===== Working data =====

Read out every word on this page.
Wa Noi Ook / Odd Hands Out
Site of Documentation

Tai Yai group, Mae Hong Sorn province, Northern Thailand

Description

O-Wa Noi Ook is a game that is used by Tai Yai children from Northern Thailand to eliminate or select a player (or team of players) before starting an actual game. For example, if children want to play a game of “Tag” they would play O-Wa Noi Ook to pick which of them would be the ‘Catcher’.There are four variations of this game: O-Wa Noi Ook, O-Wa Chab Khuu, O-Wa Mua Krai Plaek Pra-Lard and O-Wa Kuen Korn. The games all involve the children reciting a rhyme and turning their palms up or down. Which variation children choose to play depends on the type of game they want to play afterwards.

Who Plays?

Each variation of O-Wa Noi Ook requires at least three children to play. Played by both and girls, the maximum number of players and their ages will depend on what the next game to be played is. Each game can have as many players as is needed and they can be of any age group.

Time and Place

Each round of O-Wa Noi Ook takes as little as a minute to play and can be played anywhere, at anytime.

=====

#### Problem details
Go through the data and return every record exactly.

#### Written response
Read out every word on this page.
Wa Noi Ook / Odd Hands Out
Site of Documentation

Tai Yai group, Mae Hong Sorn province, Northern Thailand

Description

O-Wa Noi Ook is a game that is used by Tai Yai children from Northern Thailand to eliminate or select a player (or team of players) before starting an actual game. For example, if children want to play a game of “Tag” they would play O-Wa Noi Ook to pick which of them would be the ‘Catcher’.There are four variations of this game: O-Wa Noi Ook, O-Wa Chab Khuu, O-Wa Mua Krai Plaek Pra-Lard and O-Wa Kuen Korn. The games all involve the children reciting a rhyme and turning their palms up or down. Which variation children choose to play depends on the type of game they want to play afterwards.

Who Plays?

Each variation of O-Wa Noi Ook requires at least three children to play. Played by both and girls, the maximum number of players and their ages will depend on what the next game to be played is. Each game can have as many players as is needed and they can be of any age group.

Time and Place

Each round of O-Wa Noi Ook takes as little as a minute to play and can be played anywhere, at anytime.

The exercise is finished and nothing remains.